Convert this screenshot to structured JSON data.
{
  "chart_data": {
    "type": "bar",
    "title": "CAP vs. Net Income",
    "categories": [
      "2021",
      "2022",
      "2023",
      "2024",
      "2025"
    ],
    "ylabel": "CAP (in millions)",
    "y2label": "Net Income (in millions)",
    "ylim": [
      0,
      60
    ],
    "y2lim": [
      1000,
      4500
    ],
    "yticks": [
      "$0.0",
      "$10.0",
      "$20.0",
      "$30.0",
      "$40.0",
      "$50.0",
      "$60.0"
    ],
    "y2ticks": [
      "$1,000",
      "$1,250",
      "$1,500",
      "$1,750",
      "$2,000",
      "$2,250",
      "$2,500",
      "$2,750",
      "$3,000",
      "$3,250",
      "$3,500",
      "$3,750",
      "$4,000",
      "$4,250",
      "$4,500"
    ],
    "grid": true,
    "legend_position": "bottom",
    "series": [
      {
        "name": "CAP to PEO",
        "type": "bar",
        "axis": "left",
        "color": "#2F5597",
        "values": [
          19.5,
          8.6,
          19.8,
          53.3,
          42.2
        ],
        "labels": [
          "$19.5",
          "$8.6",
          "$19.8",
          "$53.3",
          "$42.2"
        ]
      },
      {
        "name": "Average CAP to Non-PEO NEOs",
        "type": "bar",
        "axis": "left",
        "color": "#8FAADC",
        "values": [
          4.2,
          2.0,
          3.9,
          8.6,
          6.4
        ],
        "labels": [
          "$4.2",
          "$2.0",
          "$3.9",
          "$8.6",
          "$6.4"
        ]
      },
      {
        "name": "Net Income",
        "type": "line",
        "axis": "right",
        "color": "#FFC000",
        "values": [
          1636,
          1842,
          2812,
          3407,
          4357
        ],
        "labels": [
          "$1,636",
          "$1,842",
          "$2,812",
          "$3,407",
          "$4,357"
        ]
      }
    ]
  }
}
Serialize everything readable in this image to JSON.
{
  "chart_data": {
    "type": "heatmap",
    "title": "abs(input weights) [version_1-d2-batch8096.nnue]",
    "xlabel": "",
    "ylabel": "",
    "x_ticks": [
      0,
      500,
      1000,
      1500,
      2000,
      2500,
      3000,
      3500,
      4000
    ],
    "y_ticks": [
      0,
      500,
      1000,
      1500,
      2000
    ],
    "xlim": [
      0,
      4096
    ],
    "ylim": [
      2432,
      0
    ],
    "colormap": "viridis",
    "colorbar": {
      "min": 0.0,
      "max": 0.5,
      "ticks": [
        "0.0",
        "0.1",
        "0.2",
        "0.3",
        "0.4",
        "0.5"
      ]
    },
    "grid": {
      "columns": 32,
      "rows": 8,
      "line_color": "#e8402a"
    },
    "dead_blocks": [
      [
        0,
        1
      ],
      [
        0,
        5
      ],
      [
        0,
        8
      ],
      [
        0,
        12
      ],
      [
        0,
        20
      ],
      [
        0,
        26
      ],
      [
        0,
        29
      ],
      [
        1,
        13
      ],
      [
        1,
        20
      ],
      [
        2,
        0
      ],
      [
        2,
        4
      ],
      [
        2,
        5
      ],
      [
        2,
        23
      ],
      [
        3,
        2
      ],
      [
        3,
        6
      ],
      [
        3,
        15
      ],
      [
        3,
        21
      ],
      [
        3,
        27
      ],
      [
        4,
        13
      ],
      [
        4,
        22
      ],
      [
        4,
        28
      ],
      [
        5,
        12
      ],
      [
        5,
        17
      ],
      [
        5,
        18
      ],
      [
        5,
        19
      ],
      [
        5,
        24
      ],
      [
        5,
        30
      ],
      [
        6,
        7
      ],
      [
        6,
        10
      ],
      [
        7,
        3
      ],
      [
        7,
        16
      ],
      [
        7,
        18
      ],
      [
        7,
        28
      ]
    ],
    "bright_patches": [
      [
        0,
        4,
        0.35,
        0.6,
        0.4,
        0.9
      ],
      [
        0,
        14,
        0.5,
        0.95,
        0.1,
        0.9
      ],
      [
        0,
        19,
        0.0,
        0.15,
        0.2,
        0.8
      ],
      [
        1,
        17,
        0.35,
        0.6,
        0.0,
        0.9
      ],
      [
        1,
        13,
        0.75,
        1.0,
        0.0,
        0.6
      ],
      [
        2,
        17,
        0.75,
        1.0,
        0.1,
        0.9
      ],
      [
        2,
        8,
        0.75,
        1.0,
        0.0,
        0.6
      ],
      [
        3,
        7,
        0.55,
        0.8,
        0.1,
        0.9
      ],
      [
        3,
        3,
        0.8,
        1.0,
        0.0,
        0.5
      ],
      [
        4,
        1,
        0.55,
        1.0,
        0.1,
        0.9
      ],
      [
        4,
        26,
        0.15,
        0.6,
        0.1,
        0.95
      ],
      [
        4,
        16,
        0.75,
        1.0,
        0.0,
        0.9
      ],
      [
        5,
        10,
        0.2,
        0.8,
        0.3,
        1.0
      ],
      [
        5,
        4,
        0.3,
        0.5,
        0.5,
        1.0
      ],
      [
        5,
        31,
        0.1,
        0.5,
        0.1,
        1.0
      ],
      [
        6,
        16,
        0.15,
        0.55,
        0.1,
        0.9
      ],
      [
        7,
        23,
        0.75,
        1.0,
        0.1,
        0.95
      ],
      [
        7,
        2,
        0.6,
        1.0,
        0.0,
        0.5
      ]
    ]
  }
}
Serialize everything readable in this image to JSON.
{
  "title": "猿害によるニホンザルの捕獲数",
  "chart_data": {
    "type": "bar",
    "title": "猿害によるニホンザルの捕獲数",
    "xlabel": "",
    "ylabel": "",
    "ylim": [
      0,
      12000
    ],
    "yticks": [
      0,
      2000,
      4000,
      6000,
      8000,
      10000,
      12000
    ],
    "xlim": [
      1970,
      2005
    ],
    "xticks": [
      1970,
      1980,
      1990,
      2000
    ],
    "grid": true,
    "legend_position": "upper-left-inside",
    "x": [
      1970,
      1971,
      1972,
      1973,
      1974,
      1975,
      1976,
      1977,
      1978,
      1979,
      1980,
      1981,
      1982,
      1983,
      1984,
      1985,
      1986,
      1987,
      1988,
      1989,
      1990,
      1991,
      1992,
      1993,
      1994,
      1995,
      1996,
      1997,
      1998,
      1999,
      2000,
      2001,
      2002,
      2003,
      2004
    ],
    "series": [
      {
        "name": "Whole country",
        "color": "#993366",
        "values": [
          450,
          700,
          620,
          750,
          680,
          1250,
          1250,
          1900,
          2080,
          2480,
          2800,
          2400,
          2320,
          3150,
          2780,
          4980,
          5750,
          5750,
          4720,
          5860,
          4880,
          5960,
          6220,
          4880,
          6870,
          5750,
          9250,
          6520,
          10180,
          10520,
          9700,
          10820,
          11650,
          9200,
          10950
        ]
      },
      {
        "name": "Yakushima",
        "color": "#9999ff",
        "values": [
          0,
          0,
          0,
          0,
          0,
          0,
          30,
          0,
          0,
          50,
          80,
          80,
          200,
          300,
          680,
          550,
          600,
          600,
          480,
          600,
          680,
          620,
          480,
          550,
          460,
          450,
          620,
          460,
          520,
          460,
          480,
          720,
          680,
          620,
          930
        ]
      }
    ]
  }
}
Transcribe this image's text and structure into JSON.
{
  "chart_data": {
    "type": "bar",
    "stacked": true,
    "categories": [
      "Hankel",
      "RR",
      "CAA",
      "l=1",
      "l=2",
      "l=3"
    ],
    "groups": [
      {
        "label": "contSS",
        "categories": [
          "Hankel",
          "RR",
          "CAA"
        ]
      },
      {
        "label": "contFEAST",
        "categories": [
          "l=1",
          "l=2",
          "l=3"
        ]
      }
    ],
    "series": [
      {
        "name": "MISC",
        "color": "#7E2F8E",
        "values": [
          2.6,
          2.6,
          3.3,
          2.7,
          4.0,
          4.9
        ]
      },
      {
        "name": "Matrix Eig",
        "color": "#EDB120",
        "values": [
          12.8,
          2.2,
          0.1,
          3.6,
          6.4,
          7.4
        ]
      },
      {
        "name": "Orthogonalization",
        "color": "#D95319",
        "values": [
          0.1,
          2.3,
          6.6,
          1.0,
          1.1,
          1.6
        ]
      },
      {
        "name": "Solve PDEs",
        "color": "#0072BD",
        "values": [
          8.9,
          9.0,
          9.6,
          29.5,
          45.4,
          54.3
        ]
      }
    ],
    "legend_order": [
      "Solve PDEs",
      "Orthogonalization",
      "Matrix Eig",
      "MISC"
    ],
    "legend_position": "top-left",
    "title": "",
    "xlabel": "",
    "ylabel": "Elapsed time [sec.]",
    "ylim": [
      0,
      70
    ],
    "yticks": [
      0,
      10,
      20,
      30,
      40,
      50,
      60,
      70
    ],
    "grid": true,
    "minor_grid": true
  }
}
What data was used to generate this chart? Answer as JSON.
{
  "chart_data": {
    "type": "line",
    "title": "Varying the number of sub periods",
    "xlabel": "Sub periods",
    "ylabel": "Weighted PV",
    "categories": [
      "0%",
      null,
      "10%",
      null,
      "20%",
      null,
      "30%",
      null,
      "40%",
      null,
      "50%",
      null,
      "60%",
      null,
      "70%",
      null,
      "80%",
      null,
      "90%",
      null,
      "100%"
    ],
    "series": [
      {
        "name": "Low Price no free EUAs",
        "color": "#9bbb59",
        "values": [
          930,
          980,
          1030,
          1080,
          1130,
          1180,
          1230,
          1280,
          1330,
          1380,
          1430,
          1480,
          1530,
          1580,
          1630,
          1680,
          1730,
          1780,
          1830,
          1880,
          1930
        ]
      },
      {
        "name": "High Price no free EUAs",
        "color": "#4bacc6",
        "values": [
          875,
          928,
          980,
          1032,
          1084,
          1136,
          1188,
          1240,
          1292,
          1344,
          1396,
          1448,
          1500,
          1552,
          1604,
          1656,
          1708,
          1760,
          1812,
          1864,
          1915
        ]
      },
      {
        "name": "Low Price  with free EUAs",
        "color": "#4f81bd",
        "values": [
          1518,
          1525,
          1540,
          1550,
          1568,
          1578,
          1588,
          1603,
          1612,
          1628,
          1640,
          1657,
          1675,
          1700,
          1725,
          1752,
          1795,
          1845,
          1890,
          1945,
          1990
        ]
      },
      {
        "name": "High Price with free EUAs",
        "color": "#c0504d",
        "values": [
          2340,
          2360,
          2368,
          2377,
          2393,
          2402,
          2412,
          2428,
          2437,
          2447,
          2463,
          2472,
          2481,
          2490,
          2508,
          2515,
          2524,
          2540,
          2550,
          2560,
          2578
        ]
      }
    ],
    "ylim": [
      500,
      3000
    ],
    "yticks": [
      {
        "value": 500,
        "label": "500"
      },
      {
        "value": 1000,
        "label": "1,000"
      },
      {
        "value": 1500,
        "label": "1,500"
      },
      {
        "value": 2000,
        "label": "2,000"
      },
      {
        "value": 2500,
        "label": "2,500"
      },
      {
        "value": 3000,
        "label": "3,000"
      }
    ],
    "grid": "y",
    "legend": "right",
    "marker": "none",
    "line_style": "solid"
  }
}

• [WHAT TO PRODUCE] Check every line of the material for the string "periods" and give the number of lines that have it, without anything else.

• [RESULT] 2